* Start Source data *

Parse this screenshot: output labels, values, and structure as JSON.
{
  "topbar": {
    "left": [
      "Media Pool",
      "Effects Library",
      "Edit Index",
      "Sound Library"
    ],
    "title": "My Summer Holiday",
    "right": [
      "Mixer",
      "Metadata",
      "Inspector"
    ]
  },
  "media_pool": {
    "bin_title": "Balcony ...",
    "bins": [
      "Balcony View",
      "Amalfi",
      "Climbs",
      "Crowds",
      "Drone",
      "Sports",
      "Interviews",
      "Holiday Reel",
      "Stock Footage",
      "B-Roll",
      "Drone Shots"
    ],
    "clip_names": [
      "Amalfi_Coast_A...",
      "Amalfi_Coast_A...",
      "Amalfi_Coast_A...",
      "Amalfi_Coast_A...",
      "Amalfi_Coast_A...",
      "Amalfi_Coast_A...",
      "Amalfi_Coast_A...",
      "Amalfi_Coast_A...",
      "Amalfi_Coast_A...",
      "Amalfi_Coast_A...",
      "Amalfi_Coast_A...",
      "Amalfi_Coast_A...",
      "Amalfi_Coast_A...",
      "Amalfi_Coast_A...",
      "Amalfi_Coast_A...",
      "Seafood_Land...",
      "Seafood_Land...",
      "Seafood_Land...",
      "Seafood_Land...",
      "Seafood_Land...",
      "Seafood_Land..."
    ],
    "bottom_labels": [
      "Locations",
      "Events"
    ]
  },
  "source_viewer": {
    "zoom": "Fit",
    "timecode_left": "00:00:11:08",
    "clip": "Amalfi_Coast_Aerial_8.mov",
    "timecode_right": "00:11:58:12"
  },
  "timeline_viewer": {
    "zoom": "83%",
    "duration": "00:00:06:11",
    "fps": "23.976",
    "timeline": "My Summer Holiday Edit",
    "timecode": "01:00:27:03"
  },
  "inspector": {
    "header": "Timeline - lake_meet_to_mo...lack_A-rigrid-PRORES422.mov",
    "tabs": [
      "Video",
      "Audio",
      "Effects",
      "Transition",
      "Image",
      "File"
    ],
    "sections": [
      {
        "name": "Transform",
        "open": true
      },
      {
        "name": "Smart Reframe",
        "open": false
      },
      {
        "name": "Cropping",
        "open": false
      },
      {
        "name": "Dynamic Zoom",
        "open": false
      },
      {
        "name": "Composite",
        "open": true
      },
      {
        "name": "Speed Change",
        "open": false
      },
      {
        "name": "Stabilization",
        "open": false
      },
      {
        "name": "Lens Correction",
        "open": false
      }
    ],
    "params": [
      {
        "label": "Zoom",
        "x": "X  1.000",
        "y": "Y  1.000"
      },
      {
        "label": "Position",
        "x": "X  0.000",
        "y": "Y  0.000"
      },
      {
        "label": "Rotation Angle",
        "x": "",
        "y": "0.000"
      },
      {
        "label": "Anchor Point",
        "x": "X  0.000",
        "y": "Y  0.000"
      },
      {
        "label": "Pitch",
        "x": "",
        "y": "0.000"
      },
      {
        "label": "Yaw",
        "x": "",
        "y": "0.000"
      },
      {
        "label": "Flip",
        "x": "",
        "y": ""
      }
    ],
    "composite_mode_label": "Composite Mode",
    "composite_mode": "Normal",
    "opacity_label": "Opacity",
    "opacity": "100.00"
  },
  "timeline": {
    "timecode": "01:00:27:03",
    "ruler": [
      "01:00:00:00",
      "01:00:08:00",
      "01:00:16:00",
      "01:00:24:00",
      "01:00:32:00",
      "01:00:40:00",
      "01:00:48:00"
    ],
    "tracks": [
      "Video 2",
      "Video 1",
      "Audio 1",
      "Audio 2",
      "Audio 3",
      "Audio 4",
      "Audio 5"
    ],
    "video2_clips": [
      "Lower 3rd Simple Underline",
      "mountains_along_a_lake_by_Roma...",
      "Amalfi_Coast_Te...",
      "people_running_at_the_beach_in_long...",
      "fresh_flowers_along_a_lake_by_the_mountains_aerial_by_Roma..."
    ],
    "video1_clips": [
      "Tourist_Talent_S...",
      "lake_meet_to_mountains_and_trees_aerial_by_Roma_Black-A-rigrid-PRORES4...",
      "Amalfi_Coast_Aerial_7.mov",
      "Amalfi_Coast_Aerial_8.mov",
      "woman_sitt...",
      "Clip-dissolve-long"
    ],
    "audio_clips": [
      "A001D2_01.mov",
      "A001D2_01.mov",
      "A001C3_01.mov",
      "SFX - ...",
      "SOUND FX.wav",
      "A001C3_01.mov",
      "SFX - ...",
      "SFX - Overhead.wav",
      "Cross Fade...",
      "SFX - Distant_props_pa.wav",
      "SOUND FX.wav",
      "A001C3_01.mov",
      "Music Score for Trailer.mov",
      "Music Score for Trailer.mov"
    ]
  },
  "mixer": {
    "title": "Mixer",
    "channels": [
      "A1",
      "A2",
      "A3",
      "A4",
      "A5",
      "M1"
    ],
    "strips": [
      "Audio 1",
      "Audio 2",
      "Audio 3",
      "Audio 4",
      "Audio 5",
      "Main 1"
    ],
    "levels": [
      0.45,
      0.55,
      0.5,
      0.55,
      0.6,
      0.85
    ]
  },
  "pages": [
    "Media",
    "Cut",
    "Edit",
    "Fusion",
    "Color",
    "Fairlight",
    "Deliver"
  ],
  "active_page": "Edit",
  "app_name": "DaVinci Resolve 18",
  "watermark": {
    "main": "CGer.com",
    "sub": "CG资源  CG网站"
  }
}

* End Source data *

Task to complete: Take the records above and return them exactly as written.

Answer to the exercise:
Parse this screenshot: output labels, values, and structure as JSON.
{
  "topbar": {
    "left": [
      "Media Pool",
      "Effects Library",
      "Edit Index",
      "Sound Library"
    ],
    "title": "My Summer Holiday",
    "right": [
      "Mixer",
      "Metadata",
      "Inspector"
    ]
  },
  "media_pool": {
    "bin_title": "Balcony ...",
    "bins": [
      "Balcony View",
      "Amalfi",
      "Climbs",
      "Crowds",
      "Drone",
      "Sports",
      "Interviews",
      "Holiday Reel",
      "Stock Footage",
      "B-Roll",
      "Drone Shots"
    ],
    "clip_names": [
      "Amalfi_Coast_A...",
      "Amalfi_Coast_A...",
      "Amalfi_Coast_A...",
      "Amalfi_Coast_A...",
      "Amalfi_Coast_A...",
      "Amalfi_Coast_A...",
      "Amalfi_Coast_A...",
      "Amalfi_Coast_A...",
      "Amalfi_Coast_A...",
      "Amalfi_Coast_A...",
      "Amalfi_Coast_A...",
      "Amalfi_Coast_A...",
      "Amalfi_Coast_A...",
      "Amalfi_Coast_A...",
      "Amalfi_Coast_A...",
      "Seafood_Land...",
      "Seafood_Land...",
      "Seafood_Land...",
      "Seafood_Land...",
      "Seafood_Land...",
      "Seafood_Land..."
    ],
    "bottom_labels": [
      "Locations",
      "Events"
    ]
  },
  "source_viewer": {
    "zoom": "Fit",
    "timecode_left": "00:00:11:08",
    "clip": "Amalfi_Coast_Aerial_8.mov",
    "timecode_right": "00:11:58:12"
  },
  "timeline_viewer": {
    "zoom": "83%",
    "duration": "00:00:06:11",
    "fps": "23.976",
    "timeline": "My Summer Holiday Edit",
    "timecode": "01:00:27:03"
  },
  "inspector": {
    "header": "Timeline - lake_meet_to_mo...lack_A-rigrid-PRORES422.mov",
    "tabs": [
      "Video",
      "Audio",
      "Effects",
      "Transition",
      "Image",
      "File"
    ],
    "sections": [
      {
        "name": "Transform",
        "open": true
      },
      {
        "name": "Smart Reframe",
        "open": false
      },
      {
        "name": "Cropping",
        "open": false
      },
      {
        "name": "Dynamic Zoom",
        "open": false
      },
      {
        "name": "Composite",
        "open": true
      },
      {
        "name": "Speed Change",
        "open": false
      },
      {
        "name": "Stabilization",
        "open": false
      },
      {
        "name": "Lens Correction",
        "open": false
      }
    ],
    "params": [
      {
        "label": "Zoom",
        "x": "X  1.000",
        "y": "Y  1.000"
      },
      {
        "label": "Position",
        "x": "X  0.000",
        "y": "Y  0.000"
      },
      {
        "label": "Rotation Angle",
        "x": "",
        "y": "0.000"
      },
      {
        "label": "Anchor Point",
        "x": "X  0.000",
        "y": "Y  0.000"
      },
      {
        "label": "Pitch",
        "x": "",
        "y": "0.000"
      },
      {
        "label": "Yaw",
        "x": "",
        "y": "0.000"
      },
      {
        "label": "Flip",
        "x": "",
        "y": ""
      }
    ],
    "composite_mode_label": "Composite Mode",
    "composite_mode": "Normal",
    "opacity_label": "Opacity",
    "opacity": "100.00"
  },
  "timeline": {
    "timecode": "01:00:27:03",
    "ruler": [
      "01:00:00:00",
      "01:00:08:00",
      "01:00:16:00",
      "01:00:24:00",
      "01:00:32:00",
      "01:00:40:00",
      "01:00:48:00"
    ],
    "tracks": [
      "Video 2",
      "Video 1",
      "Audio 1",
      "Audio 2",
      "Audio 3",
      "Audio 4",
      "Audio 5"
    ],
    "video2_clips": [
      "Lower 3rd Simple Underline",
      "mountains_along_a_lake_by_Roma...",
      "Amalfi_Coast_Te...",
      "people_running_at_the_beach_in_long...",
      "fresh_flowers_along_a_lake_by_the_mountains_aerial_by_Roma..."
    ],
    "video1_clips": [
      "Tourist_Talent_S...",
      "lake_meet_to_mountains_and_trees_aerial_by_Roma_Black-A-rigrid-PRORES4...",
      "Amalfi_Coast_Aerial_7.mov",
      "Amalfi_Coast_Aerial_8.mov",
      "woman_sitt...",
      "Clip-dissolve-long"
    ],
    "audio_clips": [
      "A001D2_01.mov",
      "A001D2_01.mov",
      "A001C3_01.mov",
      "SFX - ...",
      "SOUND FX.wav",
      "A001C3_01.mov",
      "SFX - ...",
      "SFX - Overhead.wav",
      "Cross Fade...",
      "SFX - Distant_props_pa.wav",
      "SOUND FX.wav",
      "A001C3_01.mov",
      "Music Score for Trailer.mov",
      "Music Score for Trailer.mov"
    ]
  },
  "mixer": {
    "title": "Mixer",
    "channels": [
      "A1",
      "A2",
      "A3",
      "A4",
      "A5",
      "M1"
    ],
    "strips": [
      "Audio 1",
      "Audio 2",
      "Audio 3",
      "Audio 4",
      "Audio 5",
      "Main 1"
    ],
    "levels": [
      0.45,
      0.55,
      0.5,
      0.55,
      0.6,
      0.85
    ]
  },
  "pages": [
    "Media",
    "Cut",
    "Edit",
    "Fusion",
    "Color",
    "Fairlight",
    "Deliver"
  ],
  "active_page": "Edit",
  "app_name": "DaVinci Resolve 18",
  "watermark": {
    "main": "CGer.com",
    "sub": "CG资源  CG网站"
  }
}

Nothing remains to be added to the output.